--- begin ---

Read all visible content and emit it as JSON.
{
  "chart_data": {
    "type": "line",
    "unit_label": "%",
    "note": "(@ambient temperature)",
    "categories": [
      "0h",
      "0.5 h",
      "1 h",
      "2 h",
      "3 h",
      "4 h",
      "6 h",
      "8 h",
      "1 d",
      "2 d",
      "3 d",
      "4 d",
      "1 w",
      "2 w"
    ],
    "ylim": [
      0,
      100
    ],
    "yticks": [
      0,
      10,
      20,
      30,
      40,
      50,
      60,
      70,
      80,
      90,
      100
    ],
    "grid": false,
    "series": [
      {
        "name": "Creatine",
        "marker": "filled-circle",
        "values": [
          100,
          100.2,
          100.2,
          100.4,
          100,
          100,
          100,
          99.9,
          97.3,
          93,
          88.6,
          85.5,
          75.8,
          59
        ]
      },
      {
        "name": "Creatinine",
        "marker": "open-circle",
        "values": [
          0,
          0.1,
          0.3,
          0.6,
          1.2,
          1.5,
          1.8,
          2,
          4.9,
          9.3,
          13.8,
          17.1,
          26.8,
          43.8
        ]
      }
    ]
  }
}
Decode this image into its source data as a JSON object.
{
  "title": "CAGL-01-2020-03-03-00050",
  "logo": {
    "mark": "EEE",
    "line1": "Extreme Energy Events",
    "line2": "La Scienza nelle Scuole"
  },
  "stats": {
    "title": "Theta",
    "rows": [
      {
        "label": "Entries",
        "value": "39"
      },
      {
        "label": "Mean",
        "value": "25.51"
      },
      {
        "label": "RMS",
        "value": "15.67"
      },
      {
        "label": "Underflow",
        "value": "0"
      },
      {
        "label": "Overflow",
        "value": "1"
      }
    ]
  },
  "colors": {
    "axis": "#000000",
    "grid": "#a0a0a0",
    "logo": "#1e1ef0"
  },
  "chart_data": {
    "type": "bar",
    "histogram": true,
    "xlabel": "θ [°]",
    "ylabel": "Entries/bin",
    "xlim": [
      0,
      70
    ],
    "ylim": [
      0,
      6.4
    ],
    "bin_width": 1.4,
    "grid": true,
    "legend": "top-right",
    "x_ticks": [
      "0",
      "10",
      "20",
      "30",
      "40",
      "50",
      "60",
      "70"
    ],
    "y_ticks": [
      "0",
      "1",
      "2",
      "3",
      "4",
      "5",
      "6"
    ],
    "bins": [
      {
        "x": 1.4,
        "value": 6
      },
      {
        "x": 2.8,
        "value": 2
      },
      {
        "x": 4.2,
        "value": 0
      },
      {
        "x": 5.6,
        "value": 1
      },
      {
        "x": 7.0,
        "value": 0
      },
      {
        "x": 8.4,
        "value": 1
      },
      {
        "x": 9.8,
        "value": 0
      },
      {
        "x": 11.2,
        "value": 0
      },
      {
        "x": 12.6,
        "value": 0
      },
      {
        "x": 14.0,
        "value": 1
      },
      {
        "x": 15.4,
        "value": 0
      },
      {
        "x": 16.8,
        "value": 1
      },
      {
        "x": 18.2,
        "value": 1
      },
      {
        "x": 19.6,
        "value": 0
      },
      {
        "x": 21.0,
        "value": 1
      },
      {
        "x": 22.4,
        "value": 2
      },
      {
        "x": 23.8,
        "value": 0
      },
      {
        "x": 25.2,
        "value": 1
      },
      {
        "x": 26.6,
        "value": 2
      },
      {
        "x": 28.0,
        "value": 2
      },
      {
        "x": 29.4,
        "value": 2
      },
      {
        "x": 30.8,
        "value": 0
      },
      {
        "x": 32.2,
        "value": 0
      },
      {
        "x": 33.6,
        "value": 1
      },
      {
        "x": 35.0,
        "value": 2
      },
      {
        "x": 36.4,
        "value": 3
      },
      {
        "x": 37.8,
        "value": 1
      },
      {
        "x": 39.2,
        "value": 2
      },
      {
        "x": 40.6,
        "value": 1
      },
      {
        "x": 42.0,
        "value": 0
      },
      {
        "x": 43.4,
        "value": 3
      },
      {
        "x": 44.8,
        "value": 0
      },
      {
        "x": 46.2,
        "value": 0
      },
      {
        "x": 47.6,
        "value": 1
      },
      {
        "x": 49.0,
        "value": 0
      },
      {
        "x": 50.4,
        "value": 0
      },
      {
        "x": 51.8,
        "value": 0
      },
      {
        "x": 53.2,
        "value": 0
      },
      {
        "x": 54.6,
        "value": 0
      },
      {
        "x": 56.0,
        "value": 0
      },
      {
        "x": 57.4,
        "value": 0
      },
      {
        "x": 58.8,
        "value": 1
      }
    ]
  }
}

--- end ---

_SET EXERCISE_
Pick out the lines containing the string "circle".

_COMPLETED TASK_
        "marker": "filled-circle",
        "marker": "open-circle",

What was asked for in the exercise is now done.